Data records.
# # #

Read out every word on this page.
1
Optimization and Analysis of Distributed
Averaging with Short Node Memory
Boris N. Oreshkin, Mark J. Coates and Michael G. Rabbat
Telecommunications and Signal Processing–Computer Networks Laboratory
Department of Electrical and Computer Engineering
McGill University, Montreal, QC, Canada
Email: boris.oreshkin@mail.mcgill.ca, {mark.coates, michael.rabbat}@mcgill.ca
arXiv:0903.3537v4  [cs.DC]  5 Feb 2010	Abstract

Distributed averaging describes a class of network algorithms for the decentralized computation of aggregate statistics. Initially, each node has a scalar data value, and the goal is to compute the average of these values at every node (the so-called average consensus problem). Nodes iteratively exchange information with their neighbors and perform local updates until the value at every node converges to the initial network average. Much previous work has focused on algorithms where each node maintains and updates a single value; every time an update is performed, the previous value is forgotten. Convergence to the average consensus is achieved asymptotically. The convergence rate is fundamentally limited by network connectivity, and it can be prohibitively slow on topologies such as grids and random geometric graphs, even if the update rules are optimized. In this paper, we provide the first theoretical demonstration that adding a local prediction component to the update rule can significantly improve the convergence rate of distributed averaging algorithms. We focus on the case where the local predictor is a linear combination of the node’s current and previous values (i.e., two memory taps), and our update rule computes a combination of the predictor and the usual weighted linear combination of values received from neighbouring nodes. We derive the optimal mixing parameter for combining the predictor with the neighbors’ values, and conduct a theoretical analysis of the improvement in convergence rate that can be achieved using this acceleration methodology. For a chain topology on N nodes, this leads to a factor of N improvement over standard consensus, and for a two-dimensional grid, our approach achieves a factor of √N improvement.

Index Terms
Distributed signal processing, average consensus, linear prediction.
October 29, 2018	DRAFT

# # #

Brief. Look through the entries above for the word "this". Copy every line where it shows up.

Finished task.
Read out every word on this page.
Distributed averaging describes a class of network algorithms for the decentralized computation of aggregate statistics. Initially, each node has a scalar data value, and the goal is to compute the average of these values at every node (the so-called average consensus problem). Nodes iteratively exchange information with their neighbors and perform local updates until the value at every node converges to the initial network average. Much previous work has focused on algorithms where each node maintains and updates a single value; every time an update is performed, the previous value is forgotten. Convergence to the average consensus is achieved asymptotically. The convergence rate is fundamentally limited by network connectivity, and it can be prohibitively slow on topologies such as grids and random geometric graphs, even if the update rules are optimized. In this paper, we provide the first theoretical demonstration that adding a local prediction component to the update rule can significantly improve the convergence rate of distributed averaging algorithms. We focus on the case where the local predictor is a linear combination of the node’s current and previous values (i.e., two memory taps), and our update rule computes a combination of the predictor and the usual weighted linear combination of values received from neighbouring nodes. We derive the optimal mixing parameter for combining the predictor with the neighbors’ values, and conduct a theoretical analysis of the improvement in convergence rate that can be achieved using this acceleration methodology. For a chain topology on N nodes, this leads to a factor of N improvement over standard consensus, and for a two-dimensional grid, our approach achieves a factor of √N improvement.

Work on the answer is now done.